Print every record exactly, omitting all pictures.

(Images of pages and their text)
━━━━━━━━━━━━━━━━
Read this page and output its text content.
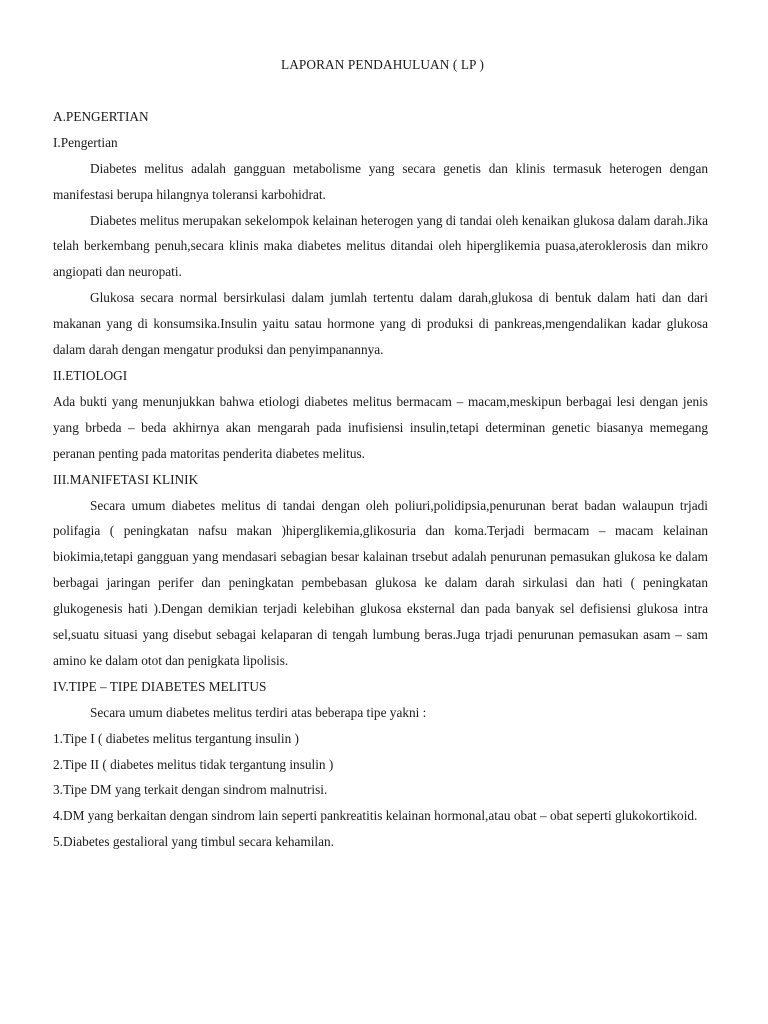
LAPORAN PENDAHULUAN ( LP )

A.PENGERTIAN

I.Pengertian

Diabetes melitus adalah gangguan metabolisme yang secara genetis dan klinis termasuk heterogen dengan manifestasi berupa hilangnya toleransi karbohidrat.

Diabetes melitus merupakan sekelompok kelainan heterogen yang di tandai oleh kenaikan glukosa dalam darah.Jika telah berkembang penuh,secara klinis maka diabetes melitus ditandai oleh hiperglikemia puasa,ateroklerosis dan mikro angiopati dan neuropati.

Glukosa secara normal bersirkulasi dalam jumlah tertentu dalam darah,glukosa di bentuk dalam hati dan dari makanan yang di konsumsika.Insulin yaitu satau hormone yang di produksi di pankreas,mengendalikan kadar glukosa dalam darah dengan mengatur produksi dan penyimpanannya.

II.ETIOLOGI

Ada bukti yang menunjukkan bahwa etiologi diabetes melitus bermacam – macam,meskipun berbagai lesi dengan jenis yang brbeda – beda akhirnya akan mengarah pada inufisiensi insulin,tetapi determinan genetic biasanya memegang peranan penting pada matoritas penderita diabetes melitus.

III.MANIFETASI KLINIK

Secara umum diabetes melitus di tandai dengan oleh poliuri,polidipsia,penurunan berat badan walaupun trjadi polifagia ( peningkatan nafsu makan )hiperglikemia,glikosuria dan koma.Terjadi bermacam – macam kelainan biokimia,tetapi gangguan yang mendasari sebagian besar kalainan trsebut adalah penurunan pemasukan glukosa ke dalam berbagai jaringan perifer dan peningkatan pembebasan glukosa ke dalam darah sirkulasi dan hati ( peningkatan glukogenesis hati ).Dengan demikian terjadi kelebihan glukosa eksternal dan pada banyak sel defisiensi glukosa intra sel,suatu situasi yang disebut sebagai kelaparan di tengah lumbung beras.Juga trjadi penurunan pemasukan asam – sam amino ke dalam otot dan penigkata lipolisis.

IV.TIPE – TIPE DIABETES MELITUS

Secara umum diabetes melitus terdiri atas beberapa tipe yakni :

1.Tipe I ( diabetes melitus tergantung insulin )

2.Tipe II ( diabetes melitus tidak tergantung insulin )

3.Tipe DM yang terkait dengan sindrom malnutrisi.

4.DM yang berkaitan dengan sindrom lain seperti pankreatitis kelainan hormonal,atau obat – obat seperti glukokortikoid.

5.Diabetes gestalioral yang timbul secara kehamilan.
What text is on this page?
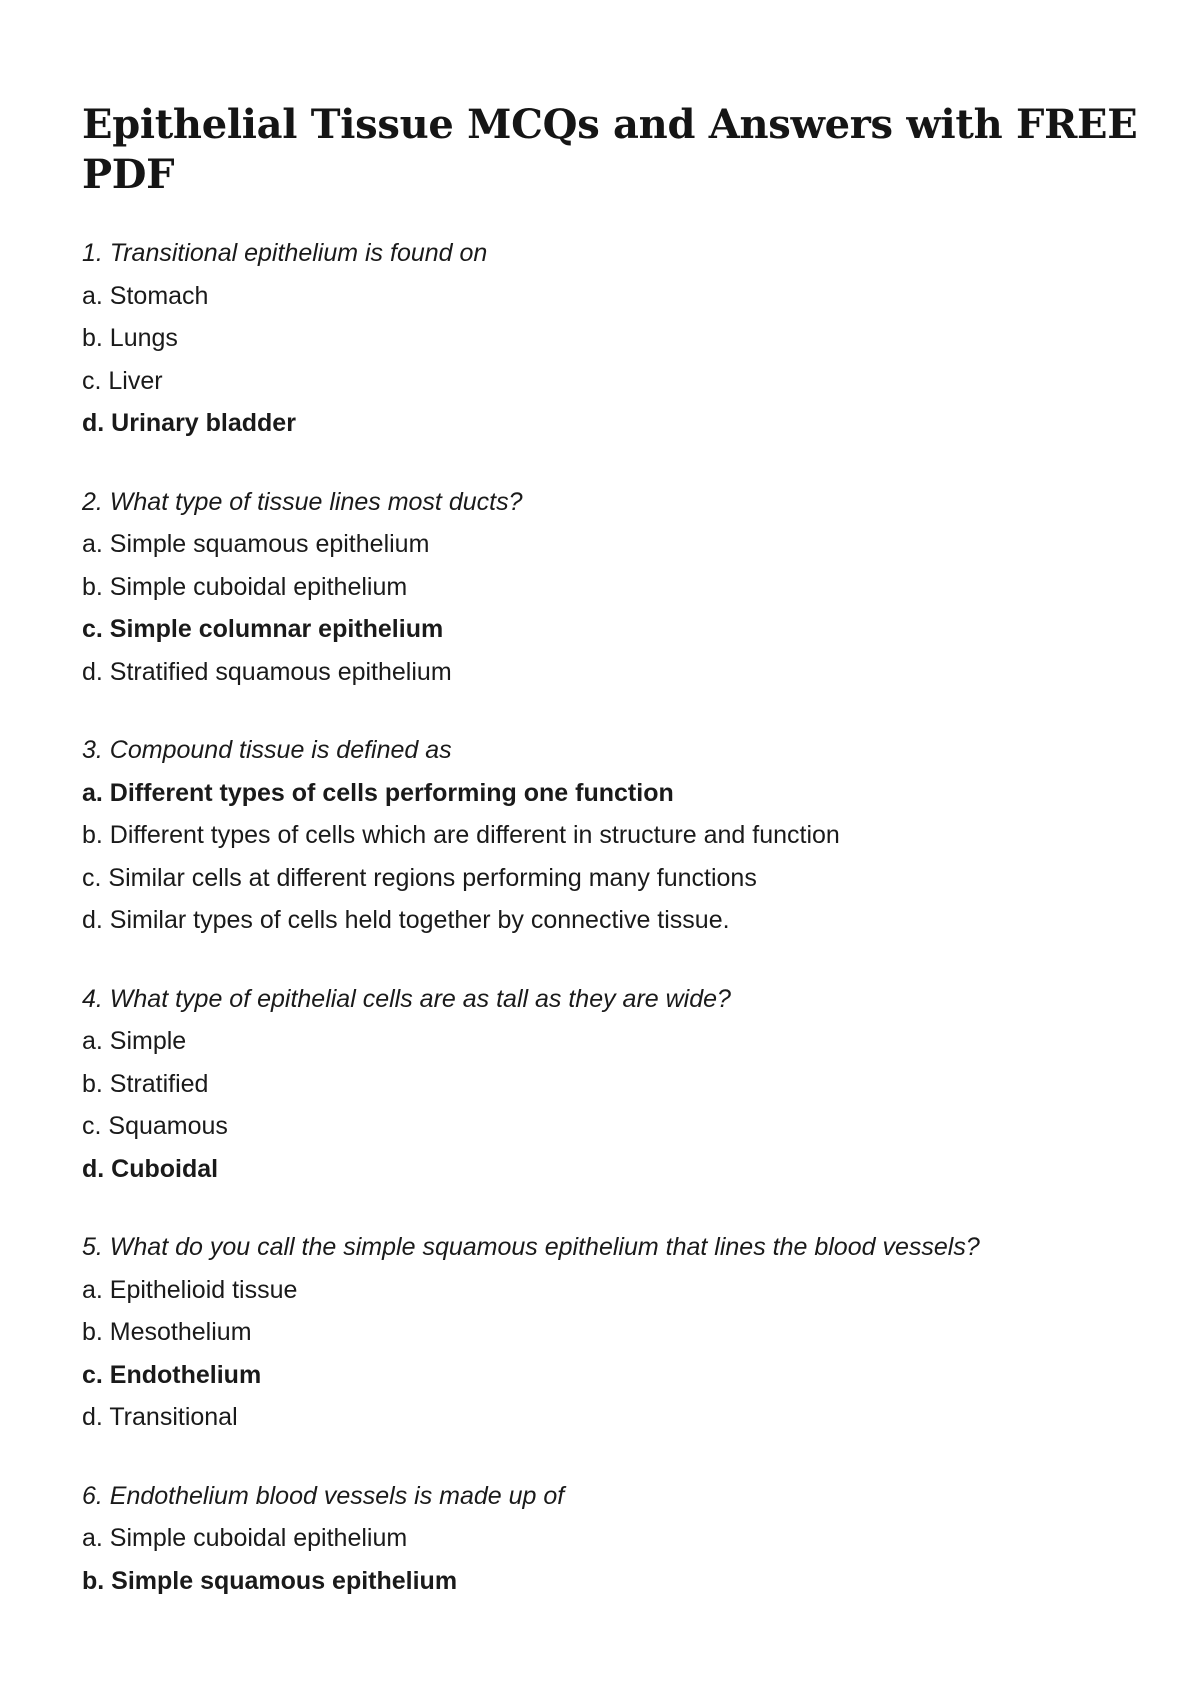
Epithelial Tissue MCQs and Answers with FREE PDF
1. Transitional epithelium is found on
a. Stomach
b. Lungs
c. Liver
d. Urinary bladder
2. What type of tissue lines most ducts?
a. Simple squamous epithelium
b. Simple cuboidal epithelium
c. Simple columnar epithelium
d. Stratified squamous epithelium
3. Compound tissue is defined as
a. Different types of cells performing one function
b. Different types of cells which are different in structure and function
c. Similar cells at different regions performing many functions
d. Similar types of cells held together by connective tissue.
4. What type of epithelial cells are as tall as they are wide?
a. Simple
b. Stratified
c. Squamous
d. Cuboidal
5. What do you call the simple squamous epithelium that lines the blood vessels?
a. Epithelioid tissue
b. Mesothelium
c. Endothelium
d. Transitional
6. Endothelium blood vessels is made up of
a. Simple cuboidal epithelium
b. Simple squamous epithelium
━━━━━━━━━━━━━━━━
• Response to this exercise:
Read this page and output its text content.
LAPORAN PENDAHULUAN ( LP )

A.PENGERTIAN

I.Pengertian

Diabetes melitus adalah gangguan metabolisme yang secara genetis dan klinis termasuk heterogen dengan manifestasi berupa hilangnya toleransi karbohidrat.

Diabetes melitus merupakan sekelompok kelainan heterogen yang di tandai oleh kenaikan glukosa dalam darah.Jika telah berkembang penuh,secara klinis maka diabetes melitus ditandai oleh hiperglikemia puasa,ateroklerosis dan mikro angiopati dan neuropati.

Glukosa secara normal bersirkulasi dalam jumlah tertentu dalam darah,glukosa di bentuk dalam hati dan dari makanan yang di konsumsika.Insulin yaitu satau hormone yang di produksi di pankreas,mengendalikan kadar glukosa dalam darah dengan mengatur produksi dan penyimpanannya.

II.ETIOLOGI

Ada bukti yang menunjukkan bahwa etiologi diabetes melitus bermacam – macam,meskipun berbagai lesi dengan jenis yang brbeda – beda akhirnya akan mengarah pada inufisiensi insulin,tetapi determinan genetic biasanya memegang peranan penting pada matoritas penderita diabetes melitus.

III.MANIFETASI KLINIK

Secara umum diabetes melitus di tandai dengan oleh poliuri,polidipsia,penurunan berat badan walaupun trjadi polifagia ( peningkatan nafsu makan )hiperglikemia,glikosuria dan koma.Terjadi bermacam – macam kelainan biokimia,tetapi gangguan yang mendasari sebagian besar kalainan trsebut adalah penurunan pemasukan glukosa ke dalam berbagai jaringan perifer dan peningkatan pembebasan glukosa ke dalam darah sirkulasi dan hati ( peningkatan glukogenesis hati ).Dengan demikian terjadi kelebihan glukosa eksternal dan pada banyak sel defisiensi glukosa intra sel,suatu situasi yang disebut sebagai kelaparan di tengah lumbung beras.Juga trjadi penurunan pemasukan asam – sam amino ke dalam otot dan penigkata lipolisis.

IV.TIPE – TIPE DIABETES MELITUS

Secara umum diabetes melitus terdiri atas beberapa tipe yakni :

1.Tipe I ( diabetes melitus tergantung insulin )

2.Tipe II ( diabetes melitus tidak tergantung insulin )

3.Tipe DM yang terkait dengan sindrom malnutrisi.

4.DM yang berkaitan dengan sindrom lain seperti pankreatitis kelainan hormonal,atau obat – obat seperti glukokortikoid.

5.Diabetes gestalioral yang timbul secara kehamilan.
What text is on this page?
Epithelial Tissue MCQs and Answers with FREE PDF
1. Transitional epithelium is found on
a. Stomach
b. Lungs
c. Liver
d. Urinary bladder
2. What type of tissue lines most ducts?
a. Simple squamous epithelium
b. Simple cuboidal epithelium
c. Simple columnar epithelium
d. Stratified squamous epithelium
3. Compound tissue is defined as
a. Different types of cells performing one function
b. Different types of cells which are different in structure and function
c. Similar cells at different regions performing many functions
d. Similar types of cells held together by connective tissue.
4. What type of epithelial cells are as tall as they are wide?
a. Simple
b. Stratified
c. Squamous
d. Cuboidal
5. What do you call the simple squamous epithelium that lines the blood vessels?
a. Epithelioid tissue
b. Mesothelium
c. Endothelium
d. Transitional
6. Endothelium blood vessels is made up of
a. Simple cuboidal epithelium
b. Simple squamous epithelium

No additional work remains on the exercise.